Repeat every record exactly, but keep images out of the copy.

(Stored items from a collection)
◆ ◆ ◆ ◆ ◆

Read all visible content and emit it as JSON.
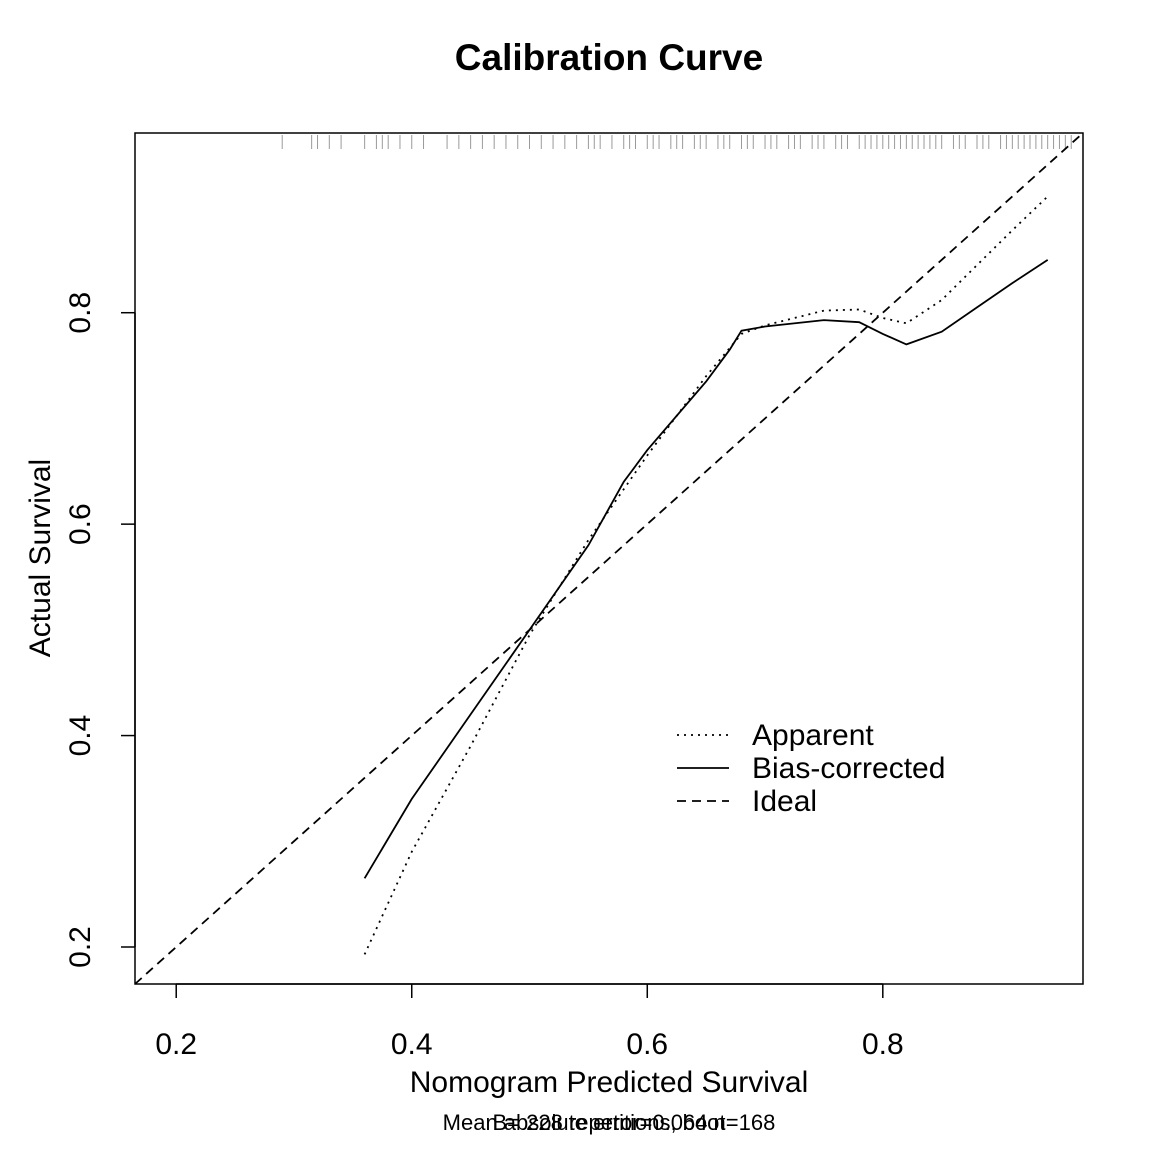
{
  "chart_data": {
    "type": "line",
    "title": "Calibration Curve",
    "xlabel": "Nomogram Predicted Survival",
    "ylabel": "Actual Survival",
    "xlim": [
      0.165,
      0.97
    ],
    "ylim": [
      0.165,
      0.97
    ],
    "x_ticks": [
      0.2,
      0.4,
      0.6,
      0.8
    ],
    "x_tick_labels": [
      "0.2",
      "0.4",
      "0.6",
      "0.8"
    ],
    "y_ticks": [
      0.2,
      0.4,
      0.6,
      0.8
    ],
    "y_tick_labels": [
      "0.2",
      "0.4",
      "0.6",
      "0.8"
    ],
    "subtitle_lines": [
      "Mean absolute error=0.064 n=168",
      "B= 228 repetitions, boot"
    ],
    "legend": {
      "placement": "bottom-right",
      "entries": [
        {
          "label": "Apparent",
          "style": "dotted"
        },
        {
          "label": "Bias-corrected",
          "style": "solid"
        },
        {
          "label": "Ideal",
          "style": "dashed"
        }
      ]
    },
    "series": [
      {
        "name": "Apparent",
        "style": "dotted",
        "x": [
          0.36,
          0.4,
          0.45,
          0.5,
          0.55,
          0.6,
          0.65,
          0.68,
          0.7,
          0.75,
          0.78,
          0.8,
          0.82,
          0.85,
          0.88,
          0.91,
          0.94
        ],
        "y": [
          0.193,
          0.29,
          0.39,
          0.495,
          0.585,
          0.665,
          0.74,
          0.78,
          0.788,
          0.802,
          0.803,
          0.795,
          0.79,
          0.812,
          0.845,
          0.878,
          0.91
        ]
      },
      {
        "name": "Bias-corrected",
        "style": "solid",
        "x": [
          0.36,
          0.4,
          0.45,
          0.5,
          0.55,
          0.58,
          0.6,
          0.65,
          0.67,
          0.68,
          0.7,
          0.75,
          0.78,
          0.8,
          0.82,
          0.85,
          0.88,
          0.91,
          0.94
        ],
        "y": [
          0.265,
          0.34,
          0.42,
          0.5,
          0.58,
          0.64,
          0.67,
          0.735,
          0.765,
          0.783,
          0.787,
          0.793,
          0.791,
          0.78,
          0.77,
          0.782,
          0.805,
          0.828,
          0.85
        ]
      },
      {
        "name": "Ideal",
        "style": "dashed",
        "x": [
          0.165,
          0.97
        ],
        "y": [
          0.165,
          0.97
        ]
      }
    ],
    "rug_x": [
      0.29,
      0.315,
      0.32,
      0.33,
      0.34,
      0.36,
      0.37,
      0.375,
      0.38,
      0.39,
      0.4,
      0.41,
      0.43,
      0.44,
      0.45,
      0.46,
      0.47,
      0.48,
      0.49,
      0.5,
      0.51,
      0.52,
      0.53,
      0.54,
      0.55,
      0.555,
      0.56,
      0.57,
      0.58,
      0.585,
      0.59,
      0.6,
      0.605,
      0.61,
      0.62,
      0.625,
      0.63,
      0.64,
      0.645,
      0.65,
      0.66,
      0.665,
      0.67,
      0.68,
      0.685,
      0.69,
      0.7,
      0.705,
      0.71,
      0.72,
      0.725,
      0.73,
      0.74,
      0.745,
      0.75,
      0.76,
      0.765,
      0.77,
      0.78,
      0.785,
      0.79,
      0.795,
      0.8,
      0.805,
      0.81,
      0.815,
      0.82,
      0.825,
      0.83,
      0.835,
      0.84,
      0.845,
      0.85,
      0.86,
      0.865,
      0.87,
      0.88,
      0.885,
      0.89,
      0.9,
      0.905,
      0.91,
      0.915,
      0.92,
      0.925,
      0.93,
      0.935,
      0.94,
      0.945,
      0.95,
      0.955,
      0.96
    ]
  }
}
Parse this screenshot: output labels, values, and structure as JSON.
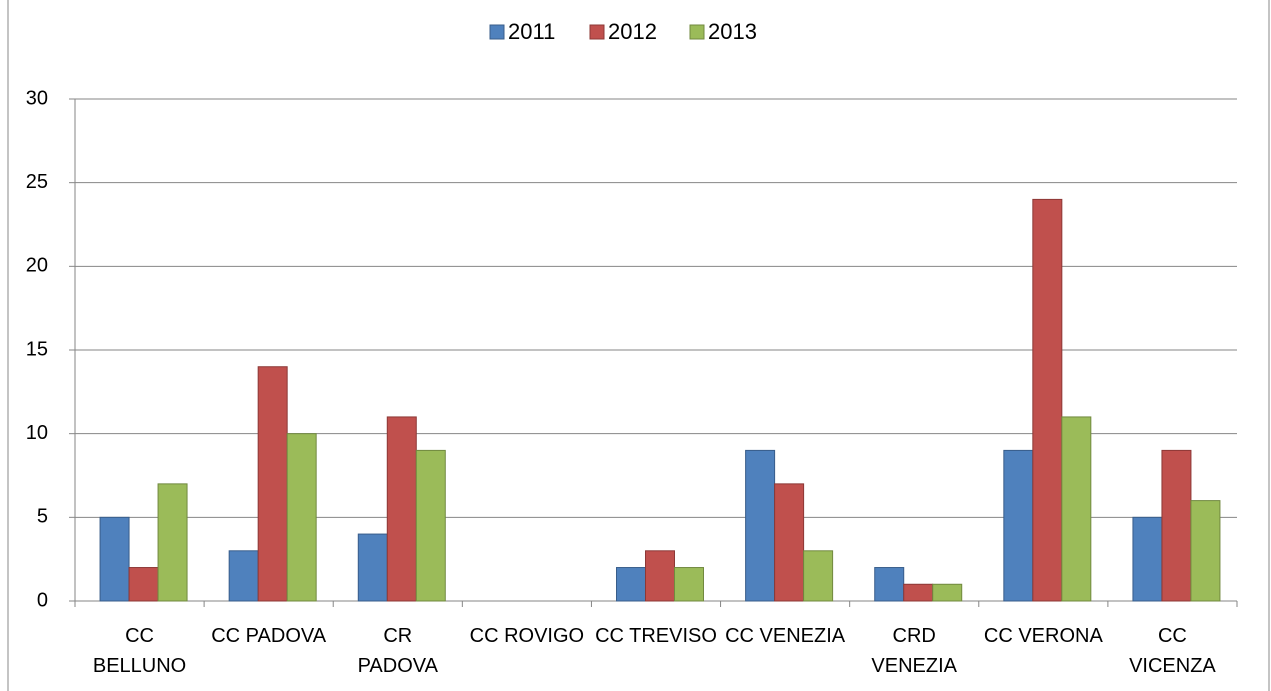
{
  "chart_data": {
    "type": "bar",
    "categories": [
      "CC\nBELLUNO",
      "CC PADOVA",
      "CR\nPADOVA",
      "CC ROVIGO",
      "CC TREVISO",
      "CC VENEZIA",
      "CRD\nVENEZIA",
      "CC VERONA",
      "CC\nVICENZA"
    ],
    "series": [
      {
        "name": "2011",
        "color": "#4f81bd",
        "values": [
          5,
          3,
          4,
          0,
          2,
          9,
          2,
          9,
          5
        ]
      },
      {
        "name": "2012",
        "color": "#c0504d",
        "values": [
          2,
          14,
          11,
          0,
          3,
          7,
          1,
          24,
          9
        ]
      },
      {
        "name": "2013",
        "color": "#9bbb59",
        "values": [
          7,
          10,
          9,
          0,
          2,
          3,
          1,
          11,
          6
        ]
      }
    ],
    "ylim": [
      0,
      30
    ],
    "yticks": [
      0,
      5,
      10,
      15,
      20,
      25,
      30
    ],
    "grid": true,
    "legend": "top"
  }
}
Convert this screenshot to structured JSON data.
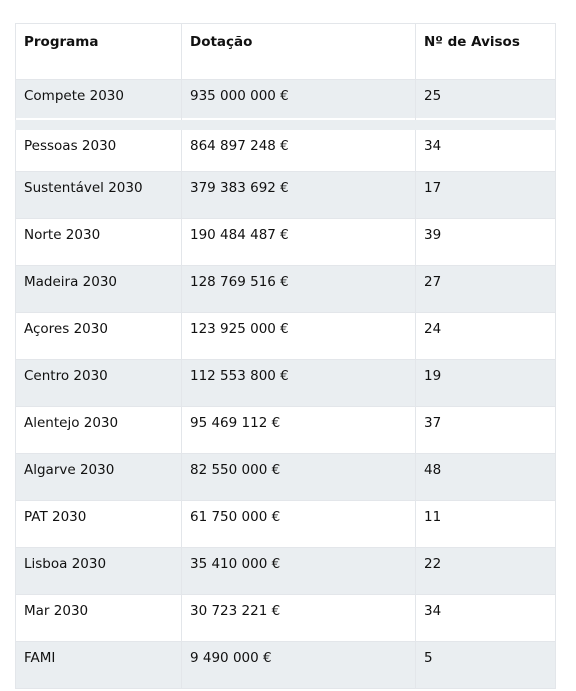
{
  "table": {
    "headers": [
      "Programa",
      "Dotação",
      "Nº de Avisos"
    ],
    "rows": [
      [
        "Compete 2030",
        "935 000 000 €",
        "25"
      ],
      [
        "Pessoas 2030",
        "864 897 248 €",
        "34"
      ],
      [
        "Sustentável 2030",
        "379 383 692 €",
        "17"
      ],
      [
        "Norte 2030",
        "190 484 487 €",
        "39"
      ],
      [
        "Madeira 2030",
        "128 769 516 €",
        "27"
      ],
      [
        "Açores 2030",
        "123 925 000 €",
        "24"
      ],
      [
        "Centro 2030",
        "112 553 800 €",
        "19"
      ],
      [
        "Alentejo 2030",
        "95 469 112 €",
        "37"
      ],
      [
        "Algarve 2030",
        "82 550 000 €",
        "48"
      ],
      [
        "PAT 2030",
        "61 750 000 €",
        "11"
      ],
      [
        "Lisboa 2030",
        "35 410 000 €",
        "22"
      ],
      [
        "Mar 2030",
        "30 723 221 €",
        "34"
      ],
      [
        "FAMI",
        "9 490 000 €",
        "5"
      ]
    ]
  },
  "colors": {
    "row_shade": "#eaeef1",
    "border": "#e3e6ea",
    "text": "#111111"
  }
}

◆ ◆ ◆ ◆ ◆

--- Result of this task ---
Read all visible content and emit it as JSON.
{
  "chart_data": {
    "type": "line",
    "title": "Calibration Curve",
    "xlabel": "Nomogram Predicted Survival",
    "ylabel": "Actual Survival",
    "xlim": [
      0.165,
      0.97
    ],
    "ylim": [
      0.165,
      0.97
    ],
    "x_ticks": [
      0.2,
      0.4,
      0.6,
      0.8
    ],
    "x_tick_labels": [
      "0.2",
      "0.4",
      "0.6",
      "0.8"
    ],
    "y_ticks": [
      0.2,
      0.4,
      0.6,
      0.8
    ],
    "y_tick_labels": [
      "0.2",
      "0.4",
      "0.6",
      "0.8"
    ],
    "subtitle_lines": [
      "Mean absolute error=0.064 n=168",
      "B= 228 repetitions, boot"
    ],
    "legend": {
      "placement": "bottom-right",
      "entries": [
        {
          "label": "Apparent",
          "style": "dotted"
        },
        {
          "label": "Bias-corrected",
          "style": "solid"
        },
        {
          "label": "Ideal",
          "style": "dashed"
        }
      ]
    },
    "series": [
      {
        "name": "Apparent",
        "style": "dotted",
        "x": [
          0.36,
          0.4,
          0.45,
          0.5,
          0.55,
          0.6,
          0.65,
          0.68,
          0.7,
          0.75,
          0.78,
          0.8,
          0.82,
          0.85,
          0.88,
          0.91,
          0.94
        ],
        "y": [
          0.193,
          0.29,
          0.39,
          0.495,
          0.585,
          0.665,
          0.74,
          0.78,
          0.788,
          0.802,
          0.803,
          0.795,
          0.79,
          0.812,
          0.845,
          0.878,
          0.91
        ]
      },
      {
        "name": "Bias-corrected",
        "style": "solid",
        "x": [
          0.36,
          0.4,
          0.45,
          0.5,
          0.55,
          0.58,
          0.6,
          0.65,
          0.67,
          0.68,
          0.7,
          0.75,
          0.78,
          0.8,
          0.82,
          0.85,
          0.88,
          0.91,
          0.94
        ],
        "y": [
          0.265,
          0.34,
          0.42,
          0.5,
          0.58,
          0.64,
          0.67,
          0.735,
          0.765,
          0.783,
          0.787,
          0.793,
          0.791,
          0.78,
          0.77,
          0.782,
          0.805,
          0.828,
          0.85
        ]
      },
      {
        "name": "Ideal",
        "style": "dashed",
        "x": [
          0.165,
          0.97
        ],
        "y": [
          0.165,
          0.97
        ]
      }
    ],
    "rug_x": [
      0.29,
      0.315,
      0.32,
      0.33,
      0.34,
      0.36,
      0.37,
      0.375,
      0.38,
      0.39,
      0.4,
      0.41,
      0.43,
      0.44,
      0.45,
      0.46,
      0.47,
      0.48,
      0.49,
      0.5,
      0.51,
      0.52,
      0.53,
      0.54,
      0.55,
      0.555,
      0.56,
      0.57,
      0.58,
      0.585,
      0.59,
      0.6,
      0.605,
      0.61,
      0.62,
      0.625,
      0.63,
      0.64,
      0.645,
      0.65,
      0.66,
      0.665,
      0.67,
      0.68,
      0.685,
      0.69,
      0.7,
      0.705,
      0.71,
      0.72,
      0.725,
      0.73,
      0.74,
      0.745,
      0.75,
      0.76,
      0.765,
      0.77,
      0.78,
      0.785,
      0.79,
      0.795,
      0.8,
      0.805,
      0.81,
      0.815,
      0.82,
      0.825,
      0.83,
      0.835,
      0.84,
      0.845,
      0.85,
      0.86,
      0.865,
      0.87,
      0.88,
      0.885,
      0.89,
      0.9,
      0.905,
      0.91,
      0.915,
      0.92,
      0.925,
      0.93,
      0.935,
      0.94,
      0.945,
      0.95,
      0.955,
      0.96
    ]
  }
}
Parse this screenshot: output labels, values, and structure as JSON.
{
  "chart_data": {
    "type": "bar",
    "categories": [
      "CC\nBELLUNO",
      "CC PADOVA",
      "CR\nPADOVA",
      "CC ROVIGO",
      "CC TREVISO",
      "CC VENEZIA",
      "CRD\nVENEZIA",
      "CC VERONA",
      "CC\nVICENZA"
    ],
    "series": [
      {
        "name": "2011",
        "color": "#4f81bd",
        "values": [
          5,
          3,
          4,
          0,
          2,
          9,
          2,
          9,
          5
        ]
      },
      {
        "name": "2012",
        "color": "#c0504d",
        "values": [
          2,
          14,
          11,
          0,
          3,
          7,
          1,
          24,
          9
        ]
      },
      {
        "name": "2013",
        "color": "#9bbb59",
        "values": [
          7,
          10,
          9,
          0,
          2,
          3,
          1,
          11,
          6
        ]
      }
    ],
    "ylim": [
      0,
      30
    ],
    "yticks": [
      0,
      5,
      10,
      15,
      20,
      25,
      30
    ],
    "grid": true,
    "legend": "top"
  }
}
Convert this screenshot to structured JSON data.
{
  "table": {
    "headers": [
      "Programa",
      "Dotação",
      "Nº de Avisos"
    ],
    "rows": [
      [
        "Compete 2030",
        "935 000 000 €",
        "25"
      ],
      [
        "Pessoas 2030",
        "864 897 248 €",
        "34"
      ],
      [
        "Sustentável 2030",
        "379 383 692 €",
        "17"
      ],
      [
        "Norte 2030",
        "190 484 487 €",
        "39"
      ],
      [
        "Madeira 2030",
        "128 769 516 €",
        "27"
      ],
      [
        "Açores 2030",
        "123 925 000 €",
        "24"
      ],
      [
        "Centro 2030",
        "112 553 800 €",
        "19"
      ],
      [
        "Alentejo 2030",
        "95 469 112 €",
        "37"
      ],
      [
        "Algarve 2030",
        "82 550 000 €",
        "48"
      ],
      [
        "PAT 2030",
        "61 750 000 €",
        "11"
      ],
      [
        "Lisboa 2030",
        "35 410 000 €",
        "22"
      ],
      [
        "Mar 2030",
        "30 723 221 €",
        "34"
      ],
      [
        "FAMI",
        "9 490 000 €",
        "5"
      ]
    ]
  },
  "colors": {
    "row_shade": "#eaeef1",
    "border": "#e3e6ea",
    "text": "#111111"
  }
}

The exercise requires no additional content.